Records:
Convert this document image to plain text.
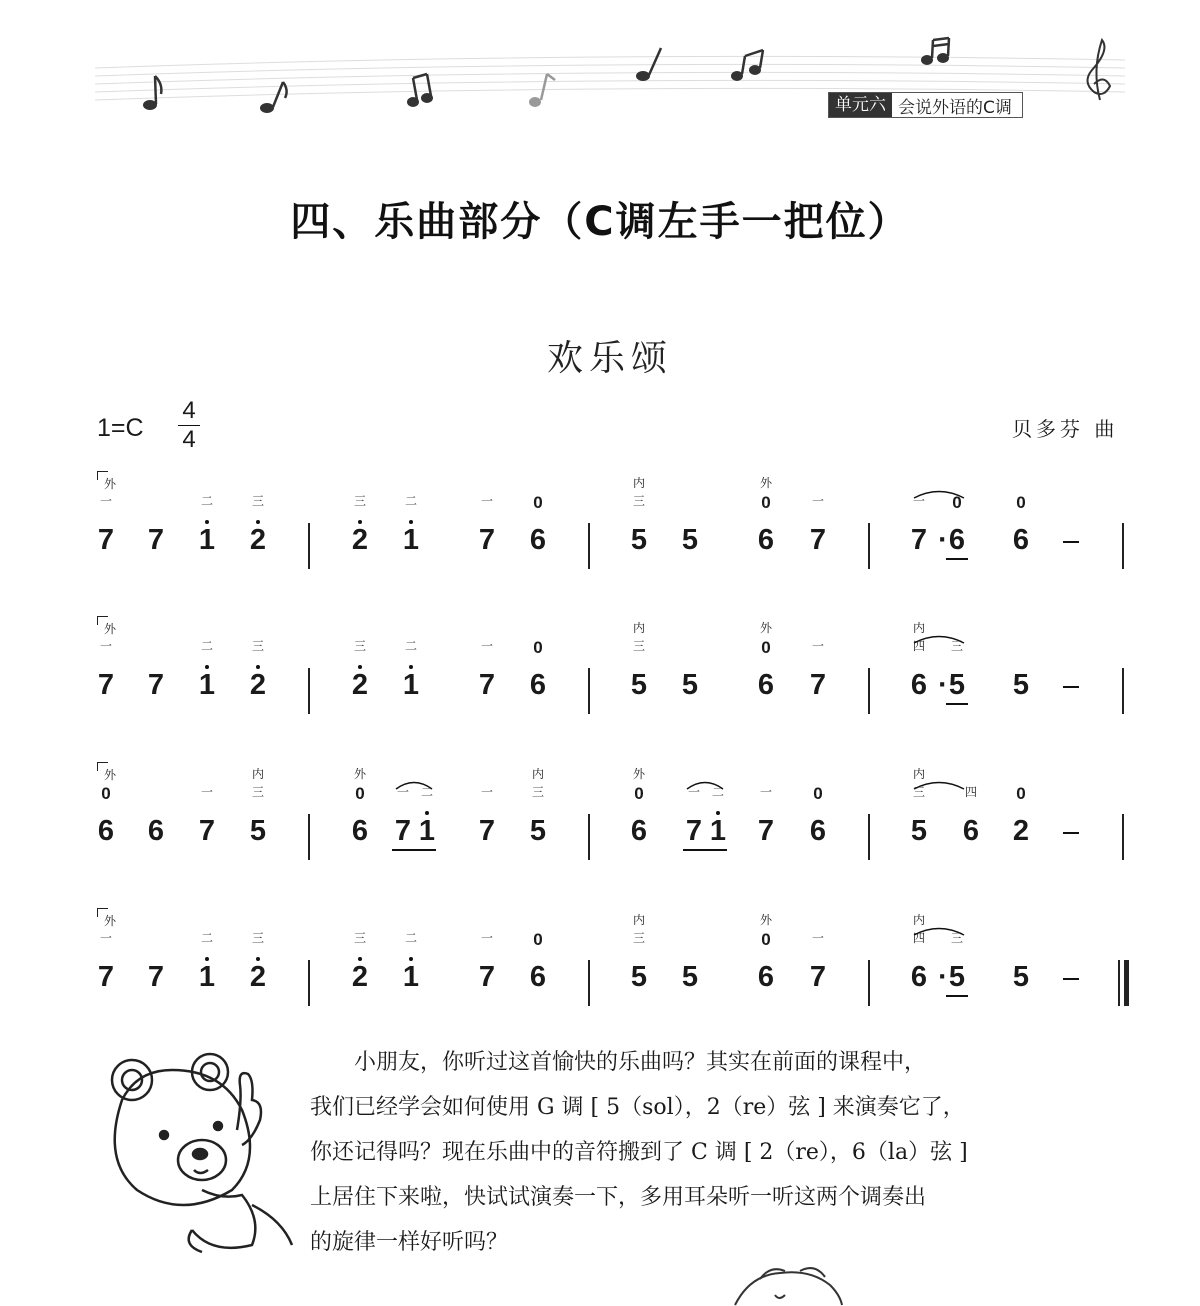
单元六 会说外语的C调
四、乐曲部分（C调左手一把位）
欢乐颂
1=C
4
4	贝多芬 曲
外
7
一
7 1
二
2
三
2
三
1
二
7
一
6
0
5
三
内
5 6
0
外
7
一
7
一
· 6
0
6
0
外
7
一
7 1
二
2
三
2
三
1
二
7
一
6
0
5
三
内
5 6
0
外
7
一
6
四
内
· 5
三
5
外
6
0
6 7
一
5
三
内
6
0
外
7
一
1
二
7
一
5
三
内
6
0
外
7
一
1
二
7
一
6
0
5
三
内
6
四
2
0
外
7
一
7 1
二
2
三
2
三
1
二
7
一
6
0
5
三
内
5 6
0
外
7
一
6
四
内
· 5
三
5

　　小朋友，你听过这首愉快的乐曲吗？其实在前面的课程中，

我们已经学会如何使用 G 调 [ 5（sol），2（re）弦 ] 来演奏它了，

你还记得吗？现在乐曲中的音符搬到了 C 调 [ 2（re），6（la）弦 ]

上居住下来啦，快试试演奏一下，多用耳朵听一听这两个调奏出

的旋律一样好听吗？
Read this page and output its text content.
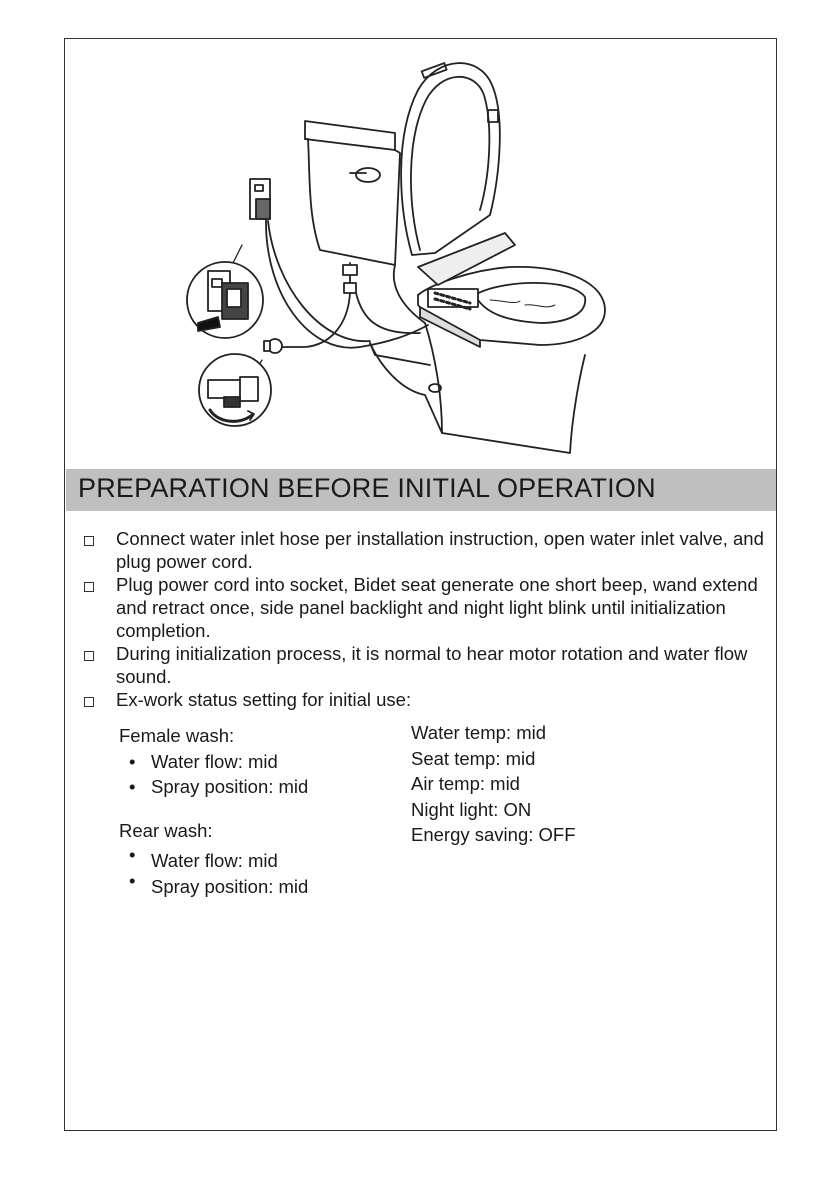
PREPARATION BEFORE INITIAL OPERATION

Connect water inlet hose per installation instruction, open water inlet valve, and plug power cord.

Plug power cord into socket, Bidet seat generate one short beep, wand extend and retract once, side panel backlight and night light blink until initialization completion.

During initialization process, it is normal to hear motor rotation and water flow sound.

Ex-work status setting for initial use:

Female wash:

• Water flow: mid

• Spray position: mid

Rear wash:

• Water flow: mid

• Spray position: mid

Water temp: mid

Seat temp: mid

Air temp: mid

Night light: ON

Energy saving: OFF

**Written request:** Your copy of the data above should match it exactly, except that pictures are left out.

**Reply to the task:**
Convert this document image to plain text.
单元六 会说外语的C调
四、乐曲部分（C调左手一把位）
欢乐颂
1=C
4
4	贝多芬 曲
外
7
一
7 1
二
2
三
2
三
1
二
7
一
6
0
5
三
内
5 6
0
外
7
一
7
一
· 6
0
6
0
外
7
一
7 1
二
2
三
2
三
1
二
7
一
6
0
5
三
内
5 6
0
外
7
一
6
四
内
· 5
三
5
外
6
0
6 7
一
5
三
内
6
0
外
7
一
1
二
7
一
5
三
内
6
0
外
7
一
1
二
7
一
6
0
5
三
内
6
四
2
0
外
7
一
7 1
二
2
三
2
三
1
二
7
一
6
0
5
三
内
5 6
0
外
7
一
6
四
内
· 5
三
5

　　小朋友，你听过这首愉快的乐曲吗？其实在前面的课程中，

我们已经学会如何使用 G 调 [ 5（sol），2（re）弦 ] 来演奏它了，

你还记得吗？现在乐曲中的音符搬到了 C 调 [ 2（re），6（la）弦 ]

上居住下来啦，快试试演奏一下，多用耳朵听一听这两个调奏出

的旋律一样好听吗？
Read this page and output its text content.
PREPARATION BEFORE INITIAL OPERATION

Connect water inlet hose per installation instruction, open water inlet valve, and plug power cord.

Plug power cord into socket, Bidet seat generate one short beep, wand extend and retract once, side panel backlight and night light blink until initialization completion.

During initialization process, it is normal to hear motor rotation and water flow sound.

Ex-work status setting for initial use:

Female wash:

• Water flow: mid

• Spray position: mid

Rear wash:

• Water flow: mid

• Spray position: mid

Water temp: mid

Seat temp: mid

Air temp: mid

Night light: ON

Energy saving: OFF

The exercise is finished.